Rows from a dataset:
BEGIN
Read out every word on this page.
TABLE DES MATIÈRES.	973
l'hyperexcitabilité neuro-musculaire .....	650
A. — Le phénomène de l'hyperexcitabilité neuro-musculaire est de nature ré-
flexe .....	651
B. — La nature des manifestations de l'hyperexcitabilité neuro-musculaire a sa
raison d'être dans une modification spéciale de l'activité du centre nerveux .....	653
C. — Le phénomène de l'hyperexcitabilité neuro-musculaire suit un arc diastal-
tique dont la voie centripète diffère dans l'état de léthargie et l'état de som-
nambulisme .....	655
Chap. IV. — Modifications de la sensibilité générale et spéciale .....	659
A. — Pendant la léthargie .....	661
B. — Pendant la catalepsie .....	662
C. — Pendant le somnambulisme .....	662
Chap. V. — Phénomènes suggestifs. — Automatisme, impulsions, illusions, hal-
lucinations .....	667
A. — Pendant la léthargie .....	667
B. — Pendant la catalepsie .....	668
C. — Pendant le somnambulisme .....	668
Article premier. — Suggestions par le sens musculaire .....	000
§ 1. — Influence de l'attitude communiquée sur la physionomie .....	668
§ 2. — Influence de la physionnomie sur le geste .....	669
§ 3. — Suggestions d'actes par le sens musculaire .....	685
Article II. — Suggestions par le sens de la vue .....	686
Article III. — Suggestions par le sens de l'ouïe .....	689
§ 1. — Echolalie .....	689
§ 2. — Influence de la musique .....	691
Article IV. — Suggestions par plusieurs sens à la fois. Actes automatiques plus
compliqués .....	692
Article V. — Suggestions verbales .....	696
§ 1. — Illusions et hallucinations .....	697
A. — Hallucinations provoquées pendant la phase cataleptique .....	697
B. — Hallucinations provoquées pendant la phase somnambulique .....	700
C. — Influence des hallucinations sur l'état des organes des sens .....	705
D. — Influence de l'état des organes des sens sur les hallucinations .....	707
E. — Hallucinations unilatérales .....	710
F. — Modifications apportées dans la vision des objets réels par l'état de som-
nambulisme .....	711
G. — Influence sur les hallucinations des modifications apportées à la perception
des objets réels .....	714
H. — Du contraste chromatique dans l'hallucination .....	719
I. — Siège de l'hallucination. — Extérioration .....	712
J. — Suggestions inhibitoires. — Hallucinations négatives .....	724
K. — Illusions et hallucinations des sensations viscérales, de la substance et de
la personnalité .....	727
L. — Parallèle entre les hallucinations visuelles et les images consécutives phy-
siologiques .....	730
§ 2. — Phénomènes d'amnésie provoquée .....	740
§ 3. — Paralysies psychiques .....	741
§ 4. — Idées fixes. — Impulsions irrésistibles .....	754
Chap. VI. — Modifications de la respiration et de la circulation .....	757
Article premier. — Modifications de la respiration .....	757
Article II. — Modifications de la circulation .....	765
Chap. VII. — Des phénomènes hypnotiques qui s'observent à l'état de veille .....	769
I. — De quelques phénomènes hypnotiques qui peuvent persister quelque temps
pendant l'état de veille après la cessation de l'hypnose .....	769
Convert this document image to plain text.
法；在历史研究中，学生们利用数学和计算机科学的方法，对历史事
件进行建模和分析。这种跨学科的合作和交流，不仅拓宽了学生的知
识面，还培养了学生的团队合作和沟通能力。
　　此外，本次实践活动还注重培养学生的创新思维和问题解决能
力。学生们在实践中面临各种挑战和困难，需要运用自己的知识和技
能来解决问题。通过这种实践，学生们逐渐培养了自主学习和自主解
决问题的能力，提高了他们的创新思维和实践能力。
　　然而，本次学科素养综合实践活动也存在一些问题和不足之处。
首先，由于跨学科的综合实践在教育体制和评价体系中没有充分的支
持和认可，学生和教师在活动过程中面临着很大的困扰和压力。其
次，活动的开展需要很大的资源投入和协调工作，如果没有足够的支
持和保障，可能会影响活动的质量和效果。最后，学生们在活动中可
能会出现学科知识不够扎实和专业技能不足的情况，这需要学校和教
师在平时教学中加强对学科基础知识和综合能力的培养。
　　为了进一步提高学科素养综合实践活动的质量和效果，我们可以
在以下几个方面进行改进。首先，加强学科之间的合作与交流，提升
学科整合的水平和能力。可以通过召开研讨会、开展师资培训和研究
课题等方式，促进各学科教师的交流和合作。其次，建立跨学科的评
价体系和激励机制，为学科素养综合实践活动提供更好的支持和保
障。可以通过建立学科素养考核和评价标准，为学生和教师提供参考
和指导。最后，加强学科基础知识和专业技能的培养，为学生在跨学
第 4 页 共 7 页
END
What the exercise asks> Repeat the line that contains "Convert this document image to plain text.", then every line after it until the records end, with nothing added.

Right answer>
Convert this document image to plain text.
法；在历史研究中，学生们利用数学和计算机科学的方法，对历史事
件进行建模和分析。这种跨学科的合作和交流，不仅拓宽了学生的知
识面，还培养了学生的团队合作和沟通能力。
　　此外，本次实践活动还注重培养学生的创新思维和问题解决能
力。学生们在实践中面临各种挑战和困难，需要运用自己的知识和技
能来解决问题。通过这种实践，学生们逐渐培养了自主学习和自主解
决问题的能力，提高了他们的创新思维和实践能力。
　　然而，本次学科素养综合实践活动也存在一些问题和不足之处。
首先，由于跨学科的综合实践在教育体制和评价体系中没有充分的支
持和认可，学生和教师在活动过程中面临着很大的困扰和压力。其
次，活动的开展需要很大的资源投入和协调工作，如果没有足够的支
持和保障，可能会影响活动的质量和效果。最后，学生们在活动中可
能会出现学科知识不够扎实和专业技能不足的情况，这需要学校和教
师在平时教学中加强对学科基础知识和综合能力的培养。
　　为了进一步提高学科素养综合实践活动的质量和效果，我们可以
在以下几个方面进行改进。首先，加强学科之间的合作与交流，提升
学科整合的水平和能力。可以通过召开研讨会、开展师资培训和研究
课题等方式，促进各学科教师的交流和合作。其次，建立跨学科的评
价体系和激励机制，为学科素养综合实践活动提供更好的支持和保
障。可以通过建立学科素养考核和评价标准，为学生和教师提供参考
和指导。最后，加强学科基础知识和专业技能的培养，为学生在跨学
第 4 页 共 7 页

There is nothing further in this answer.